-- Start --
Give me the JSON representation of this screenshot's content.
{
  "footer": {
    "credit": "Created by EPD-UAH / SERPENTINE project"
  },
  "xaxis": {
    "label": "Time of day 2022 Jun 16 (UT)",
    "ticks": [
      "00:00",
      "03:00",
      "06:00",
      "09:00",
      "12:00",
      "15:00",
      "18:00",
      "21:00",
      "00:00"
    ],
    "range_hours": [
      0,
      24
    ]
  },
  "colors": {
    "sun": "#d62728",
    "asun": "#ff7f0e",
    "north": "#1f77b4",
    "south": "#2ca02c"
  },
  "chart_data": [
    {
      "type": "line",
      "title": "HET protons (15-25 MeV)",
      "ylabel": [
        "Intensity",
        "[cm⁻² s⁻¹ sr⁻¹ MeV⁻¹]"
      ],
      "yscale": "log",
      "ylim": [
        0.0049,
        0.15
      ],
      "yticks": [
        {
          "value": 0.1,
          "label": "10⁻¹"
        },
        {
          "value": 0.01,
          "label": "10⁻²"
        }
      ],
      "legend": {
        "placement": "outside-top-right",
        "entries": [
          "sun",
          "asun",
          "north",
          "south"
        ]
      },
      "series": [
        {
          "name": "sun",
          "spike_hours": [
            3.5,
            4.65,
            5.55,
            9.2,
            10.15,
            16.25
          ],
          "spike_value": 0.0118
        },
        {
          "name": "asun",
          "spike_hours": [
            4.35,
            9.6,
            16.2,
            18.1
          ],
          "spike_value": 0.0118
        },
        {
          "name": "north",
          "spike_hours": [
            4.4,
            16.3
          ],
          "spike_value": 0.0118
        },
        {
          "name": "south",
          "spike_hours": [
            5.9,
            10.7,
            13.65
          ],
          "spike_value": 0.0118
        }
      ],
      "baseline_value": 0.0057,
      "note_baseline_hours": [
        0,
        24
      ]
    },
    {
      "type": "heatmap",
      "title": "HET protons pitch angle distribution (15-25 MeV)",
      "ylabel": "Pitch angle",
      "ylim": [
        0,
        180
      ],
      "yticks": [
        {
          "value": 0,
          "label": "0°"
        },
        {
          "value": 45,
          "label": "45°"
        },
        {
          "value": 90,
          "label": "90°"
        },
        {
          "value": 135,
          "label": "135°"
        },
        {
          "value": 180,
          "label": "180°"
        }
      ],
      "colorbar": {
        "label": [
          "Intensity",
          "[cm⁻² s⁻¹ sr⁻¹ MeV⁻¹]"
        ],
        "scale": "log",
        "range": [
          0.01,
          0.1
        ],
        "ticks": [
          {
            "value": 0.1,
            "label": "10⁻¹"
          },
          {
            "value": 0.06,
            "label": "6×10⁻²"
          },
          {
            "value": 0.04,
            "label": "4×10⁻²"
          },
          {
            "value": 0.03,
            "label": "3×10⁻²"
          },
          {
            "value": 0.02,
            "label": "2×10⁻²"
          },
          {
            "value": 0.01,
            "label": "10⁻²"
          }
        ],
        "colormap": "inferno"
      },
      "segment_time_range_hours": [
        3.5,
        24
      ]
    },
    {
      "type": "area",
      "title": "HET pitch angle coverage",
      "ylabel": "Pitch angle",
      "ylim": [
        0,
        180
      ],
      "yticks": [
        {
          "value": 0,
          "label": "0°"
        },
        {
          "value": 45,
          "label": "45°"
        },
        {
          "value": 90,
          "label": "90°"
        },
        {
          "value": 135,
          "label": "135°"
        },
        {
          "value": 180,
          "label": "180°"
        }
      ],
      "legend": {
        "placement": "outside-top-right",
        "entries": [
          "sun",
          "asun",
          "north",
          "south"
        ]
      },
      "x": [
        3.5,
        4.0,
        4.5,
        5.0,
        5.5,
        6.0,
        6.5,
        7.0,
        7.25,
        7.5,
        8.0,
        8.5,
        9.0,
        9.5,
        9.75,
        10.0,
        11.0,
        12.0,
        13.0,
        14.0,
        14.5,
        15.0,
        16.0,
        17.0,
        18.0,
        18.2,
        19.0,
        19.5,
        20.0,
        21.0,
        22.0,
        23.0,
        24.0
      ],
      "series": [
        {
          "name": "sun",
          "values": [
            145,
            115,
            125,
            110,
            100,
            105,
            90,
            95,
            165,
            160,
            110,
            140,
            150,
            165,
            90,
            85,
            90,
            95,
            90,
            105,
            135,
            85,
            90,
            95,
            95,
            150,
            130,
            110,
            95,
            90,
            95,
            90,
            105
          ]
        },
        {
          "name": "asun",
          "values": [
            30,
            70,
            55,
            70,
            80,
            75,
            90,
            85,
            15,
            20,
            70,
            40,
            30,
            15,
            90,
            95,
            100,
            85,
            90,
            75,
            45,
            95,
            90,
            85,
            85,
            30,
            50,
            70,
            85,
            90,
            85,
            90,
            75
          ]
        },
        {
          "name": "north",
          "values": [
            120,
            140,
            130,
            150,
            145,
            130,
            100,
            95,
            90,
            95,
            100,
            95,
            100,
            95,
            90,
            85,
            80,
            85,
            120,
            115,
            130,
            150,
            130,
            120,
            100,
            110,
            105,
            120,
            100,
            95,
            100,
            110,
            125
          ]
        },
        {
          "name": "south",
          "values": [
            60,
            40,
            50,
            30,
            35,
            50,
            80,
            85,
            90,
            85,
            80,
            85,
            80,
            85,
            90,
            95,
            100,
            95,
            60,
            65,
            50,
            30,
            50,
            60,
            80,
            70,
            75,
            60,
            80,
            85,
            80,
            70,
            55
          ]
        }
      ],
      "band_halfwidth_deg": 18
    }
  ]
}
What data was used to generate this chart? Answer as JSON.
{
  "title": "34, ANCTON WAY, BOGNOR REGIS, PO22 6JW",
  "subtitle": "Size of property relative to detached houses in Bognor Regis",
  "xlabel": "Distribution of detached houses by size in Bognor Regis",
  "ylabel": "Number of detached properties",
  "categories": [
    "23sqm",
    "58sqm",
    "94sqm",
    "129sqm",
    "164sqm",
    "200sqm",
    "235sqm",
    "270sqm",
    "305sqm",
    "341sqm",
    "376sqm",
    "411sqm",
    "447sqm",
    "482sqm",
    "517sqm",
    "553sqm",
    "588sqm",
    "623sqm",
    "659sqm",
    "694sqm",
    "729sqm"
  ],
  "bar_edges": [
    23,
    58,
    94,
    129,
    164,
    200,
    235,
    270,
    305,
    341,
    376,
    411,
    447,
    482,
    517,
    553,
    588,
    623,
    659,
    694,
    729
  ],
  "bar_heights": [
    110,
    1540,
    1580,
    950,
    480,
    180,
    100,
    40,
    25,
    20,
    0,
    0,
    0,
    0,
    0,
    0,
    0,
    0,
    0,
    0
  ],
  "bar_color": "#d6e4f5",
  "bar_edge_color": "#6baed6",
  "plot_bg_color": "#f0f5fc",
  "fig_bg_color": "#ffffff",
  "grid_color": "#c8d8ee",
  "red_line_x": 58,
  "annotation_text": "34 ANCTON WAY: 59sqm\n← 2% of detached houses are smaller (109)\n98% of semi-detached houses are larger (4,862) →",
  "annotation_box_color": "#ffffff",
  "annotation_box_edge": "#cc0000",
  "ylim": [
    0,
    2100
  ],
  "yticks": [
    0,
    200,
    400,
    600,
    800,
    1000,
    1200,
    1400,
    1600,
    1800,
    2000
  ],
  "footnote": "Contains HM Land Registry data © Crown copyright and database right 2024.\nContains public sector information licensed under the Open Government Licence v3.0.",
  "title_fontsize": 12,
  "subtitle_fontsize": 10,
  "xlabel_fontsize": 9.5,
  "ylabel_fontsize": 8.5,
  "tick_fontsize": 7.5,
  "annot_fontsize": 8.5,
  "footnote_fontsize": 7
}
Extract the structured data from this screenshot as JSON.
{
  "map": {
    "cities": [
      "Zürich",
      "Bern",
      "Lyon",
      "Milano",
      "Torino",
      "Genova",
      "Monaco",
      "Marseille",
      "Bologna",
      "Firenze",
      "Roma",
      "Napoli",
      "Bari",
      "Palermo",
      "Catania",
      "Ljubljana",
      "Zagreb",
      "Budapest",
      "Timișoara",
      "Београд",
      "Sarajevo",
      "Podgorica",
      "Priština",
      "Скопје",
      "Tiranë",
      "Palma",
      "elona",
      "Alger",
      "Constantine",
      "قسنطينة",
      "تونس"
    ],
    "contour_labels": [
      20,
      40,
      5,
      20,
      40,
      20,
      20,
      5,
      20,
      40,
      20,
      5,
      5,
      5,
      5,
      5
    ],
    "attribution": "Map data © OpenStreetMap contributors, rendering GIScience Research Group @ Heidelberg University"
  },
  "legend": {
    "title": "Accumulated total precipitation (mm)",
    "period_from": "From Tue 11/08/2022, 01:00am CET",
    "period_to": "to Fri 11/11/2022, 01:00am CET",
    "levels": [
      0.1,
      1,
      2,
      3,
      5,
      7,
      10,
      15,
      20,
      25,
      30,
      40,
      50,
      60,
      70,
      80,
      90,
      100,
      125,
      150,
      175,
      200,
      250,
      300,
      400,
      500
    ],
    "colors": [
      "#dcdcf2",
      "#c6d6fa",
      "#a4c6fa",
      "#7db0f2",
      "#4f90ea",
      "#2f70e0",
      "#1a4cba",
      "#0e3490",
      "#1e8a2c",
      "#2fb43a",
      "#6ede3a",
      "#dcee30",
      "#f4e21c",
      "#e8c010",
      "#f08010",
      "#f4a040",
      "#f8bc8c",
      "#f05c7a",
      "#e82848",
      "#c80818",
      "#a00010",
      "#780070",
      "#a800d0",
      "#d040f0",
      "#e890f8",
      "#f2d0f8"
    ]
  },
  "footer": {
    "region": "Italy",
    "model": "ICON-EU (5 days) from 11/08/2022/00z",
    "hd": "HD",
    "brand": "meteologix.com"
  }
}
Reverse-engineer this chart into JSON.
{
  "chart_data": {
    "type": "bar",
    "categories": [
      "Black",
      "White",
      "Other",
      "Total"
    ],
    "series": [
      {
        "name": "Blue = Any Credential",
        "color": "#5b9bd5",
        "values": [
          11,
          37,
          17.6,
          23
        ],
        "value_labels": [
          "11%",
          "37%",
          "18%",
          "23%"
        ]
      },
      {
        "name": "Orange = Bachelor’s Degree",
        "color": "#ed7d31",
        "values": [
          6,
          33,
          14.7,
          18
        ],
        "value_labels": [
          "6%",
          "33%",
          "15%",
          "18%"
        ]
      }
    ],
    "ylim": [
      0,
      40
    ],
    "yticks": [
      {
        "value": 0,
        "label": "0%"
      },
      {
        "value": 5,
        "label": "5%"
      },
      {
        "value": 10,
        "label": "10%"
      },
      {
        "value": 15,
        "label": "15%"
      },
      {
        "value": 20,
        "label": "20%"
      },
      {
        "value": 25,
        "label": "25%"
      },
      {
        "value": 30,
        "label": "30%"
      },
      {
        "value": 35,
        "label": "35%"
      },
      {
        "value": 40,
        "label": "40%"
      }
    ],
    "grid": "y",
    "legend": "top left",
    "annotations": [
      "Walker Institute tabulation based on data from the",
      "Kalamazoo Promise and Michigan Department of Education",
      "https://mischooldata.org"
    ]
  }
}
-- End --
_What the exercise asks_
Check every line for "ffffff" and show the ones that have it.

_Completed task_
  "fig_bg_color": "#ffffff",
  "annotation_box_color": "#ffffff",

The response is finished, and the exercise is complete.